__Work instructions__
Reproduce exactly the line in which "What's the underlying" occurs and all the lines after it, ending with the last line.

[Stored data]
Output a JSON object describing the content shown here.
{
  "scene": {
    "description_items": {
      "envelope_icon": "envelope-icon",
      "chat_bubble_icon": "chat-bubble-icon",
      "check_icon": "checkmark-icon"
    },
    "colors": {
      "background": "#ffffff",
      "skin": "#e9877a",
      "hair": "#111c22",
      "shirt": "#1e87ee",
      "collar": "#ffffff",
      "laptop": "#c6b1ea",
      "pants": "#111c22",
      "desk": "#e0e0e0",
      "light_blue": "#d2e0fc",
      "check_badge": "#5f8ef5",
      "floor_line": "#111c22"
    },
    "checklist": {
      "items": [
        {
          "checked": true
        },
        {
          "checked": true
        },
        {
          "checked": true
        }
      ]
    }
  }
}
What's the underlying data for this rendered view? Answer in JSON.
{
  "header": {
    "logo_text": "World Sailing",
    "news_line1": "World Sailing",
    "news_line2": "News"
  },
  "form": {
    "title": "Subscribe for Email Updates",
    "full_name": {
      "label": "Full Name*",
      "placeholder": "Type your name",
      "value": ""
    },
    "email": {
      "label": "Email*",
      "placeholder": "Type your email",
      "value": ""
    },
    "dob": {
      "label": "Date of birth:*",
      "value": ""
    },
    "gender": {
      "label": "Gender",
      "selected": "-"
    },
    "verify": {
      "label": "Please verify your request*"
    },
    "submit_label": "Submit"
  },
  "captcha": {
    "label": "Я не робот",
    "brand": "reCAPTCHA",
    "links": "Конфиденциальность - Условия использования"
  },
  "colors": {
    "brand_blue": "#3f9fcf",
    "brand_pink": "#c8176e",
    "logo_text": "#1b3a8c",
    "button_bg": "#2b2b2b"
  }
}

__Written solution__
What's the underlying data for this rendered view? Answer in JSON.
{
  "header": {
    "logo_text": "World Sailing",
    "news_line1": "World Sailing",
    "news_line2": "News"
  },
  "form": {
    "title": "Subscribe for Email Updates",
    "full_name": {
      "label": "Full Name*",
      "placeholder": "Type your name",
      "value": ""
    },
    "email": {
      "label": "Email*",
      "placeholder": "Type your email",
      "value": ""
    },
    "dob": {
      "label": "Date of birth:*",
      "value": ""
    },
    "gender": {
      "label": "Gender",
      "selected": "-"
    },
    "verify": {
      "label": "Please verify your request*"
    },
    "submit_label": "Submit"
  },
  "captcha": {
    "label": "Я не робот",
    "brand": "reCAPTCHA",
    "links": "Конфиденциальность - Условия использования"
  },
  "colors": {
    "brand_blue": "#3f9fcf",
    "brand_pink": "#c8176e",
    "logo_text": "#1b3a8c",
    "button_bg": "#2b2b2b"
  }
}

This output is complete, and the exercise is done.